WHAT IS ASKED ->
Report, as a bare number, how many lines contain the string "охраны".

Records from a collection
· · · · · · ·

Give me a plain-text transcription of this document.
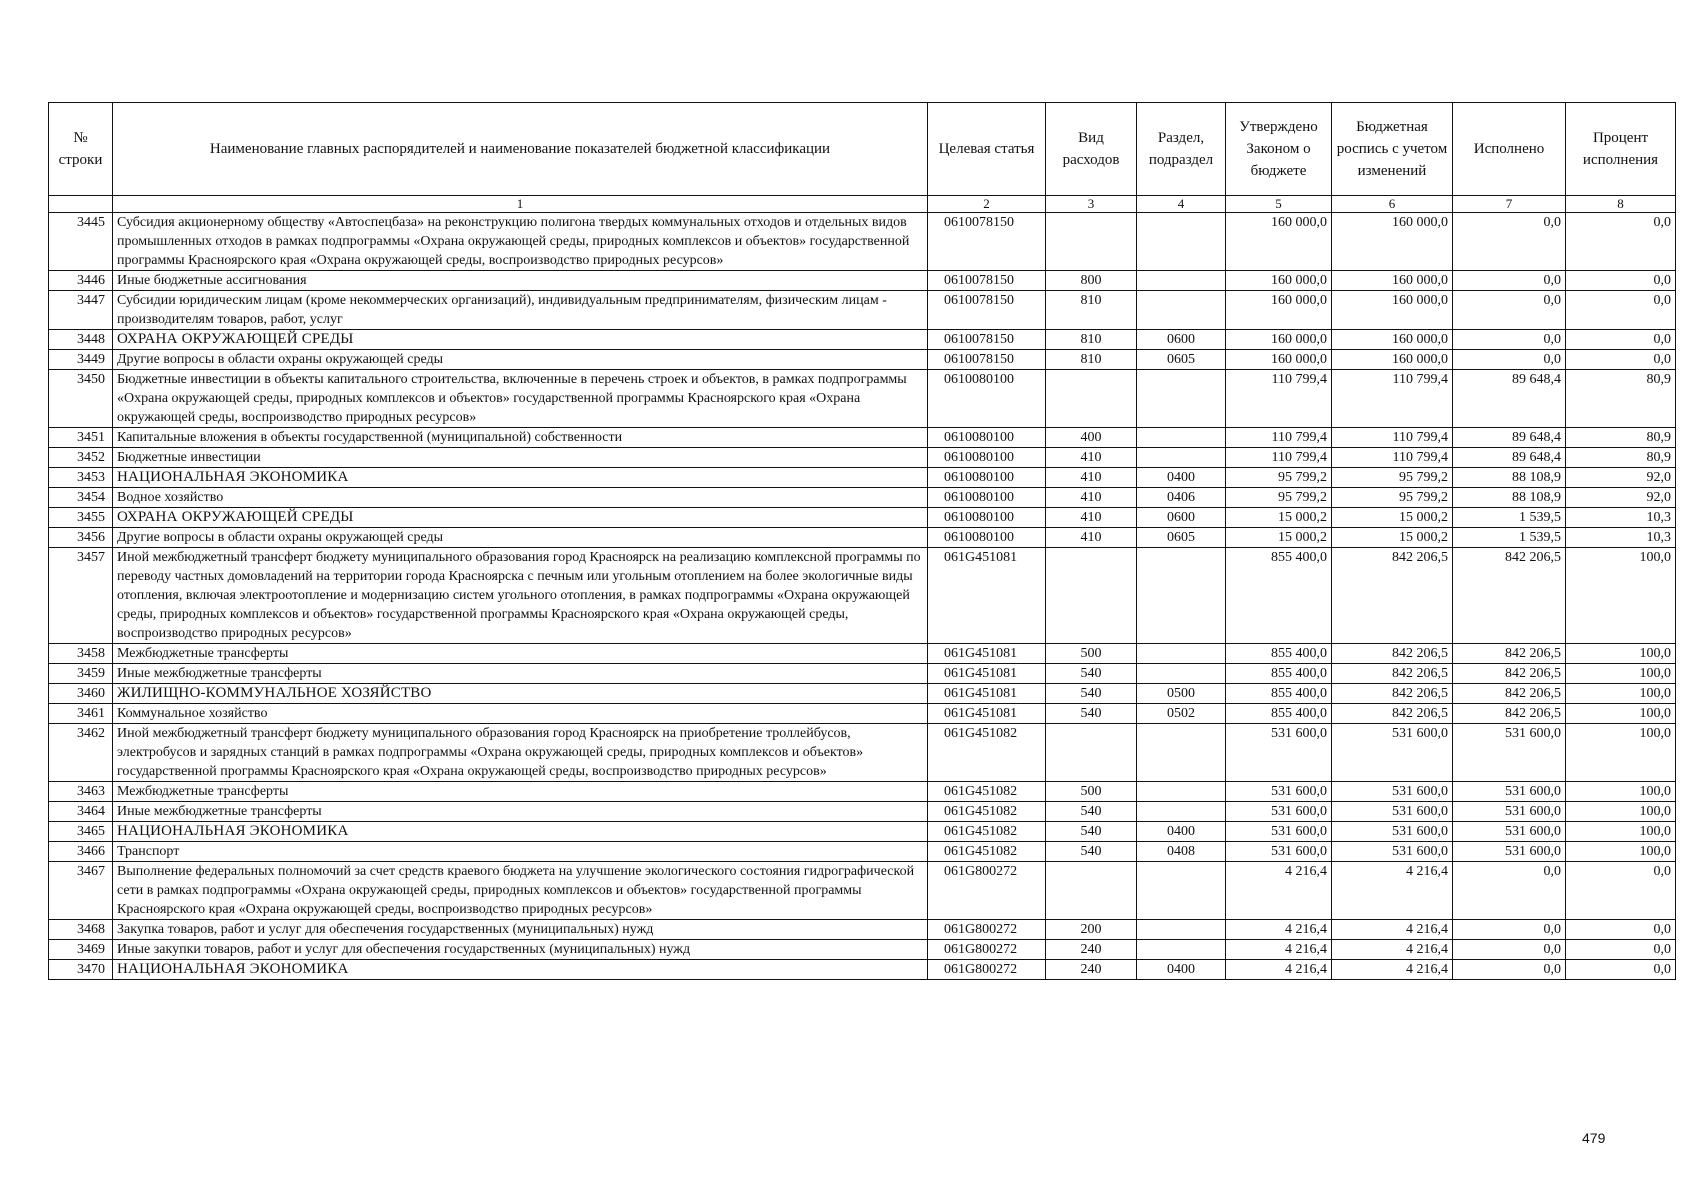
№ строки	Наименование главных распорядителей и наименование показателей бюджетной классификации	Целевая статья	Вид расходов	Раздел, подраздел	Утверждено Законом о бюджете	Бюджетная роспись с учетом изменений	Исполнено	Процент исполнения
	1	2	3	4	5	6	7	8
3445	Субсидия акционерному обществу «Автоспецбаза» на реконструкцию полигона твердых коммунальных отходов и отдельных видов промышленных отходов в рамках подпрограммы «Охрана окружающей среды, природных комплексов и объектов» государственной программы Красноярского края «Охрана окружающей среды, воспроизводство природных ресурсов»	0610078150			160 000,0	160 000,0	0,0	0,0
3446	Иные бюджетные ассигнования	0610078150	800		160 000,0	160 000,0	0,0	0,0
3447	Субсидии юридическим лицам (кроме некоммерческих организаций), индивидуальным предпринимателям, физическим лицам - производителям товаров, работ, услуг	0610078150	810		160 000,0	160 000,0	0,0	0,0
3448	ОХРАНА ОКРУЖАЮЩЕЙ СРЕДЫ	0610078150	810	0600	160 000,0	160 000,0	0,0	0,0
3449	Другие вопросы в области охраны окружающей среды	0610078150	810	0605	160 000,0	160 000,0	0,0	0,0
3450	Бюджетные инвестиции в объекты капитального строительства, включенные в перечень строек и объектов, в рамках подпрограммы «Охрана окружающей среды, природных комплексов и объектов» государственной программы Красноярского края «Охрана окружающей среды, воспроизводство природных ресурсов»	0610080100			110 799,4	110 799,4	89 648,4	80,9
3451	Капитальные вложения в объекты государственной (муниципальной) собственности	0610080100	400		110 799,4	110 799,4	89 648,4	80,9
3452	Бюджетные инвестиции	0610080100	410		110 799,4	110 799,4	89 648,4	80,9
3453	НАЦИОНАЛЬНАЯ ЭКОНОМИКА	0610080100	410	0400	95 799,2	95 799,2	88 108,9	92,0
3454	Водное хозяйство	0610080100	410	0406	95 799,2	95 799,2	88 108,9	92,0
3455	ОХРАНА ОКРУЖАЮЩЕЙ СРЕДЫ	0610080100	410	0600	15 000,2	15 000,2	1 539,5	10,3
3456	Другие вопросы в области охраны окружающей среды	0610080100	410	0605	15 000,2	15 000,2	1 539,5	10,3
3457	Иной межбюджетный трансферт бюджету муниципального образования город Красноярск на реализацию комплексной программы по переводу частных домовладений на территории города Красноярска с печным или угольным отоплением на более экологичные виды отопления, включая электроотопление и модернизацию систем угольного отопления, в рамках подпрограммы «Охрана окружающей среды, природных комплексов и объектов» государственной программы Красноярского края «Охрана окружающей среды, воспроизводство природных ресурсов»	061G451081			855 400,0	842 206,5	842 206,5	100,0
3458	Межбюджетные трансферты	061G451081	500		855 400,0	842 206,5	842 206,5	100,0
3459	Иные межбюджетные трансферты	061G451081	540		855 400,0	842 206,5	842 206,5	100,0
3460	ЖИЛИЩНО-КОММУНАЛЬНОЕ ХОЗЯЙСТВО	061G451081	540	0500	855 400,0	842 206,5	842 206,5	100,0
3461	Коммунальное хозяйство	061G451081	540	0502	855 400,0	842 206,5	842 206,5	100,0
3462	Иной межбюджетный трансферт бюджету муниципального образования город Красноярск на приобретение троллейбусов, электробусов и зарядных станций в рамках подпрограммы «Охрана окружающей среды, природных комплексов и объектов» государственной программы Красноярского края «Охрана окружающей среды, воспроизводство природных ресурсов»	061G451082			531 600,0	531 600,0	531 600,0	100,0
3463	Межбюджетные трансферты	061G451082	500		531 600,0	531 600,0	531 600,0	100,0
3464	Иные межбюджетные трансферты	061G451082	540		531 600,0	531 600,0	531 600,0	100,0
3465	НАЦИОНАЛЬНАЯ ЭКОНОМИКА	061G451082	540	0400	531 600,0	531 600,0	531 600,0	100,0
3466	Транспорт	061G451082	540	0408	531 600,0	531 600,0	531 600,0	100,0
3467	Выполнение федеральных полномочий за счет средств краевого бюджета на улучшение экологического состояния гидрографической сети в рамках подпрограммы «Охрана окружающей среды, природных комплексов и объектов» государственной программы Красноярского края «Охрана окружающей среды, воспроизводство природных ресурсов»	061G800272			4 216,4	4 216,4	0,0	0,0
3468	Закупка товаров, работ и услуг для обеспечения государственных (муниципальных) нужд	061G800272	200		4 216,4	4 216,4	0,0	0,0
3469	Иные закупки товаров, работ и услуг для обеспечения государственных (муниципальных) нужд	061G800272	240		4 216,4	4 216,4	0,0	0,0
3470	НАЦИОНАЛЬНАЯ ЭКОНОМИКА	061G800272	240	0400	4 216,4	4 216,4	0,0	0,0
479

· · · · · · ·

PROBLEM SOLUTION ->
2